__Excerpted data__.
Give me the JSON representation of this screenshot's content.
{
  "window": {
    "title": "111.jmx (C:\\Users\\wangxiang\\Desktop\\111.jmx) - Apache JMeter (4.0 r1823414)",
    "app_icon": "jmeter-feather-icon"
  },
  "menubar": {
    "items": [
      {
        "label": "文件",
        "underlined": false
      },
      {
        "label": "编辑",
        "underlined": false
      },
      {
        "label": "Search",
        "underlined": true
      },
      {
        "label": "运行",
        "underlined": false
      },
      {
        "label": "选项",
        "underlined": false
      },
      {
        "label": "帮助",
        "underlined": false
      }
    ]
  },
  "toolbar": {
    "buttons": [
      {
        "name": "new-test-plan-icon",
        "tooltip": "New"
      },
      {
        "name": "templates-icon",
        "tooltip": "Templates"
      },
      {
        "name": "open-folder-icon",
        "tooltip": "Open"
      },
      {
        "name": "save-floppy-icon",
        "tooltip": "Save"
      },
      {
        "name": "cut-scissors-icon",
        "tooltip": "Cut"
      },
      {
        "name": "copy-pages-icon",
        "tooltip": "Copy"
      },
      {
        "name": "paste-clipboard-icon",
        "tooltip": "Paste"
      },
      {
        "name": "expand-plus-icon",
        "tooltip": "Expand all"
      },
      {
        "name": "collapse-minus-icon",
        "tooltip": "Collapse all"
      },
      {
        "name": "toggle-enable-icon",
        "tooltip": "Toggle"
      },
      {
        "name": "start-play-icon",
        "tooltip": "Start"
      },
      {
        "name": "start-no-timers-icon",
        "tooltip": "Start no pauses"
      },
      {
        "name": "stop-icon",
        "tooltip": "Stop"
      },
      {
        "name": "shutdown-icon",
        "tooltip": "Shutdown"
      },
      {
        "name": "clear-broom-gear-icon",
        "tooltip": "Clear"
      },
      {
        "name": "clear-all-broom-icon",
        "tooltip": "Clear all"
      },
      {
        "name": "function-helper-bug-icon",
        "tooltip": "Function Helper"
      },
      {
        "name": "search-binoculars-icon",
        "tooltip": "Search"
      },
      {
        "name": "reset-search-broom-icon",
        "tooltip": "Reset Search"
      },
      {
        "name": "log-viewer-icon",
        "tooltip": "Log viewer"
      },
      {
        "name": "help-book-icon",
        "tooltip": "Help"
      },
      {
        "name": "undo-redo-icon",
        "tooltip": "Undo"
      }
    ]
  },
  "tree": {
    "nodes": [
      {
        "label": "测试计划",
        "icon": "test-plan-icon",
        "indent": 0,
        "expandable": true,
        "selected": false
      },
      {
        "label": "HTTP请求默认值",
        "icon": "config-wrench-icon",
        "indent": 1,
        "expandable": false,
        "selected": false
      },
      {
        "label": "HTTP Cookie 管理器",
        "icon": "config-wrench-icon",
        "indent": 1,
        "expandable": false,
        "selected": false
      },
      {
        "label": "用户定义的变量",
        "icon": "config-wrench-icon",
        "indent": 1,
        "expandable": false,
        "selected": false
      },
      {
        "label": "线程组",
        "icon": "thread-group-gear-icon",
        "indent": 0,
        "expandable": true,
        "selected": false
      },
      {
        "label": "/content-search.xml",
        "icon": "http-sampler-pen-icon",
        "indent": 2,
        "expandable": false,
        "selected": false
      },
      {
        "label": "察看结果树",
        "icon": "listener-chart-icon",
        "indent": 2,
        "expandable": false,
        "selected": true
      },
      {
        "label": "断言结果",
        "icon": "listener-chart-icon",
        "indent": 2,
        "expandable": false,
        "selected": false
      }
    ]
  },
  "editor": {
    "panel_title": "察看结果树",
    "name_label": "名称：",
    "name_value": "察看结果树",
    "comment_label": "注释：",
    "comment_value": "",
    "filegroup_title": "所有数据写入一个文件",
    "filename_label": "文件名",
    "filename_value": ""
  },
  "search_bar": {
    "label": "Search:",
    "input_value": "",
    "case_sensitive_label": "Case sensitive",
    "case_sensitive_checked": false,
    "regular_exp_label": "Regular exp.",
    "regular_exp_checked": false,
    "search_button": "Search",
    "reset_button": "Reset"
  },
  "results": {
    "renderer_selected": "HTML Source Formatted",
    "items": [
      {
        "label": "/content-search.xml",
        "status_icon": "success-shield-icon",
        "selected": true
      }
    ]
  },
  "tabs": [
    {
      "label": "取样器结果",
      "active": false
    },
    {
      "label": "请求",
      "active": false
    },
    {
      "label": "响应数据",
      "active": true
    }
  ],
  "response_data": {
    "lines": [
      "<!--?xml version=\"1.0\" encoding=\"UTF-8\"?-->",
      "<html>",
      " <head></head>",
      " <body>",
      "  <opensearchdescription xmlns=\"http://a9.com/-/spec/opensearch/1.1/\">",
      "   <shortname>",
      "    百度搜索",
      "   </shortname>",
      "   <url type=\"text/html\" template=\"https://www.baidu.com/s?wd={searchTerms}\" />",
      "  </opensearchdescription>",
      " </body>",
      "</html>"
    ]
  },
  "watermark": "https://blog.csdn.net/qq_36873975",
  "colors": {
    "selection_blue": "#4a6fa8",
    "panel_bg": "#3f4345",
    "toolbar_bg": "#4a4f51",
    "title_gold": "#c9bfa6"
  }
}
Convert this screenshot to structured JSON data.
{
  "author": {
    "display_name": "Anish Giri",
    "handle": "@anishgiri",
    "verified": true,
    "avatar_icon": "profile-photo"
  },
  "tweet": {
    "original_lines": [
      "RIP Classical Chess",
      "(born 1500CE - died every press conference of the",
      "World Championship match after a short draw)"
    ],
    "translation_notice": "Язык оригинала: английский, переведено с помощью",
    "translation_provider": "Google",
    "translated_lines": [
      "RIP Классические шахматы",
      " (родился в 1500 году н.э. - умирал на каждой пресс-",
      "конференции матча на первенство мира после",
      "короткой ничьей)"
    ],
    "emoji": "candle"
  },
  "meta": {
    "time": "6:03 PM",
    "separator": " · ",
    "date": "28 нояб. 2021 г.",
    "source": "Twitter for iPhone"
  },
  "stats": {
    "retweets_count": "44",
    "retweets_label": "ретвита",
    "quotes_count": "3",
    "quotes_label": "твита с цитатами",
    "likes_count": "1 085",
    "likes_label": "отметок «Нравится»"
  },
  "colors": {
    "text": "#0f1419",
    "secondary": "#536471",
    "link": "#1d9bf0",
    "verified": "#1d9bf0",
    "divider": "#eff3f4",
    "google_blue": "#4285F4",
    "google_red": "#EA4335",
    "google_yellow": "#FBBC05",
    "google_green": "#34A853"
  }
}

__Written task__. From the listing, copy every line where the string "gear" appears.

__Right answer__.
        "name": "clear-broom-gear-icon",
        "icon": "thread-group-gear-icon",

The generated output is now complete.